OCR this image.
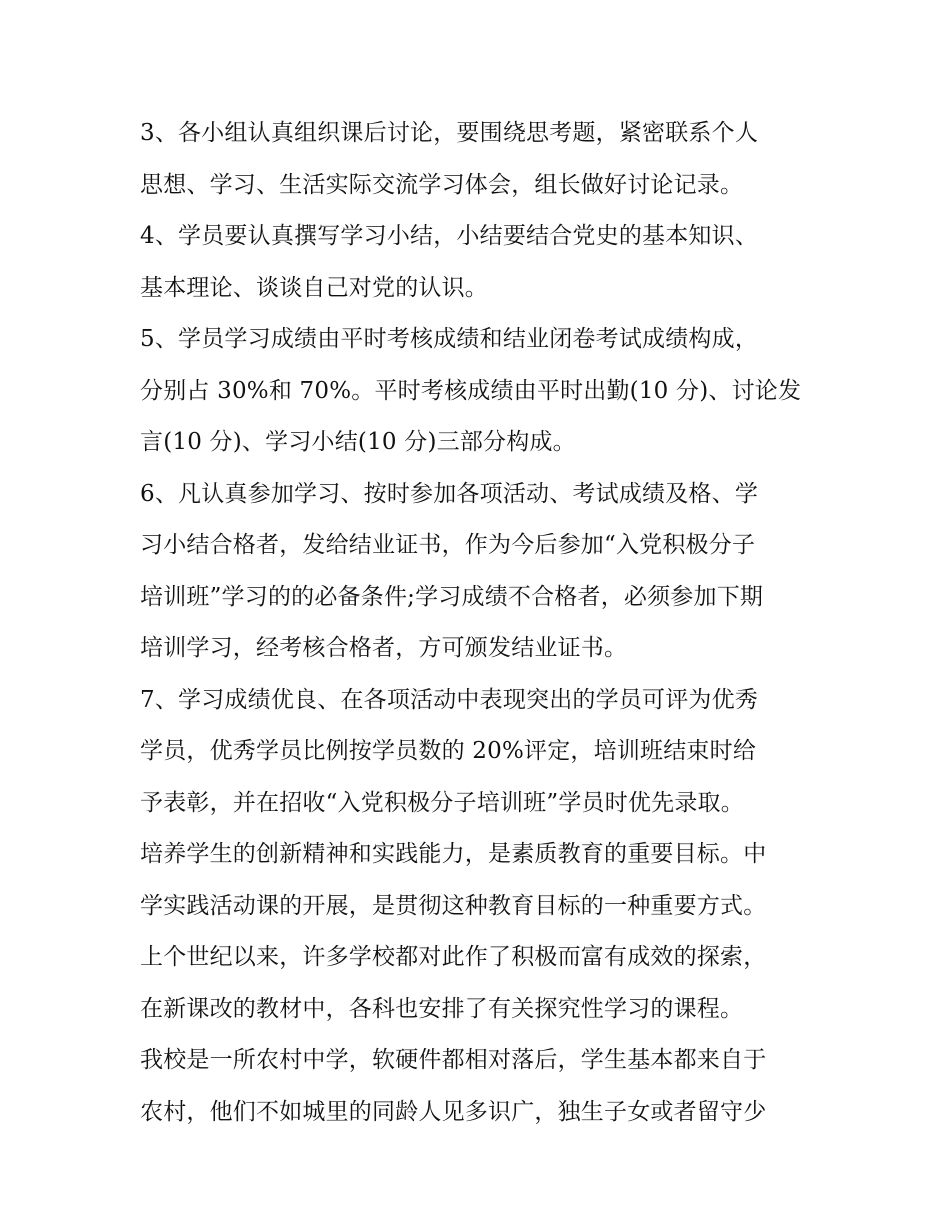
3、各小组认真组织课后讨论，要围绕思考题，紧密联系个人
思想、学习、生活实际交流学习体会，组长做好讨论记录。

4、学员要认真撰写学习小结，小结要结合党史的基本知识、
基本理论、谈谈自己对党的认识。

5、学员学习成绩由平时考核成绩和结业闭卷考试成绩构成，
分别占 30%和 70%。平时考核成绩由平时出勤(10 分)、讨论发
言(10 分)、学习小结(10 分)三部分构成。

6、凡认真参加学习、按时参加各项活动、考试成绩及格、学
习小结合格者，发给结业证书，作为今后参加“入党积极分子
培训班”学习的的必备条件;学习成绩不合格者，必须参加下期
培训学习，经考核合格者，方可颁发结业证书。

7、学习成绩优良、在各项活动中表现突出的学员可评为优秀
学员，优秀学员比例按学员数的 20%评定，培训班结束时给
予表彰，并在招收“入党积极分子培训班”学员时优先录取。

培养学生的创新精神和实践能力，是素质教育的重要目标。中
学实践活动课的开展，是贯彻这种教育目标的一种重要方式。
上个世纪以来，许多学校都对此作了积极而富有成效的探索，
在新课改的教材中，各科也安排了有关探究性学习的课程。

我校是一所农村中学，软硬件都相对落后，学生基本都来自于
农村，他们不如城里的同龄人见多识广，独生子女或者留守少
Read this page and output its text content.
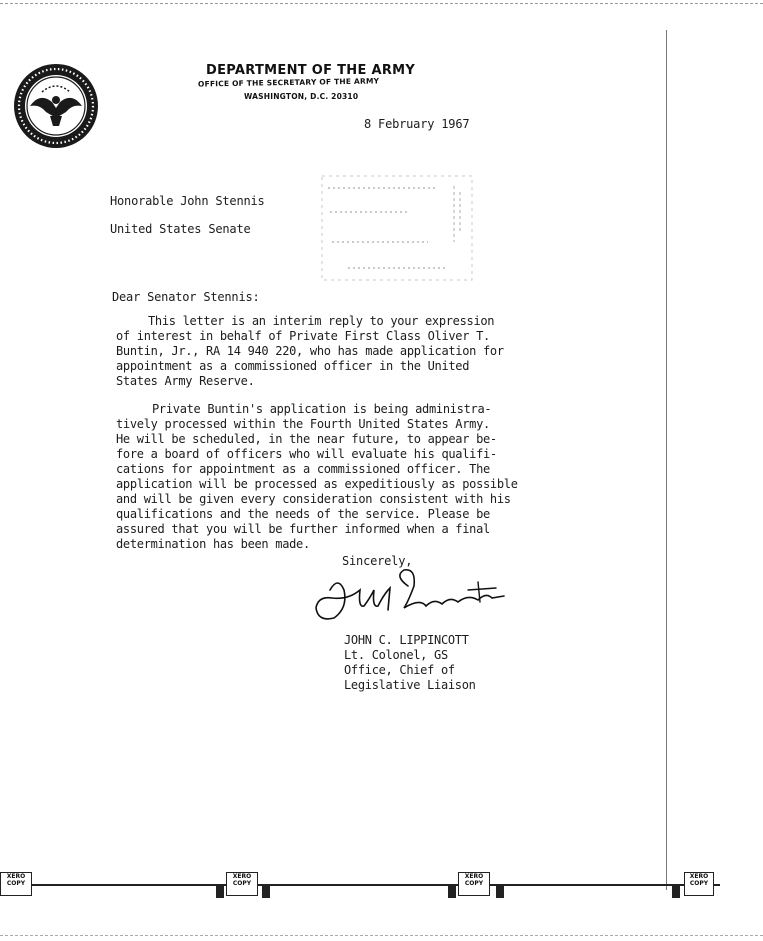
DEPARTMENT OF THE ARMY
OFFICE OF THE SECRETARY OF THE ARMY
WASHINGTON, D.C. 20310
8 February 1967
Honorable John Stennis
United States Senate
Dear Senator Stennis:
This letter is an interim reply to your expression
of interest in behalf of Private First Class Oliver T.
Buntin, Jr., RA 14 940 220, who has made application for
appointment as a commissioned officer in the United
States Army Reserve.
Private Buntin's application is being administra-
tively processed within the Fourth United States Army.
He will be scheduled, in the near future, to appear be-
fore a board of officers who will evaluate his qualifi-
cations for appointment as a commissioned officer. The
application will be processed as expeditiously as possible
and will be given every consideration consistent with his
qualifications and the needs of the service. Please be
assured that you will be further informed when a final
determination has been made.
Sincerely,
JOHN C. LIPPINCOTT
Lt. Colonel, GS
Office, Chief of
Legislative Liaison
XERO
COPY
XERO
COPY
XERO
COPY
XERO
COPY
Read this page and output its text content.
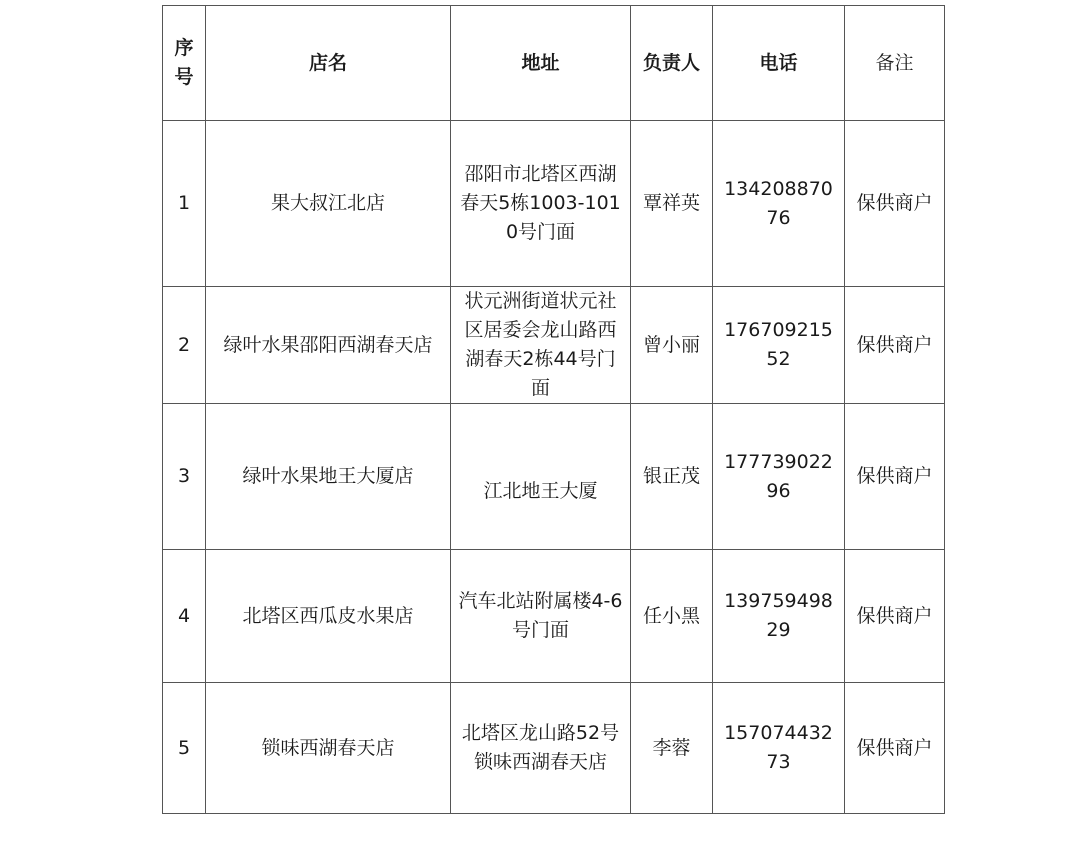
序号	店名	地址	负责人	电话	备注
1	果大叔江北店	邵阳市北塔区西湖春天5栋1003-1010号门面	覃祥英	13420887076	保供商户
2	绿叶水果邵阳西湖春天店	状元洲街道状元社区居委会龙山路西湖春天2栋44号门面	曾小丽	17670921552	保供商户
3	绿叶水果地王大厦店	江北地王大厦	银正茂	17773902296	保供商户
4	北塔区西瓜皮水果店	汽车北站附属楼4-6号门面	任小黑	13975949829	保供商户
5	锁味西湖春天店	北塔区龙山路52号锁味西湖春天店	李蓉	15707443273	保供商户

--

• The request
Copy all lines from the listing that contain "Buntin".

• Solution to this problem
Buntin, Jr., RA 14 940 220, who has made application for
Private Buntin's application is being administra-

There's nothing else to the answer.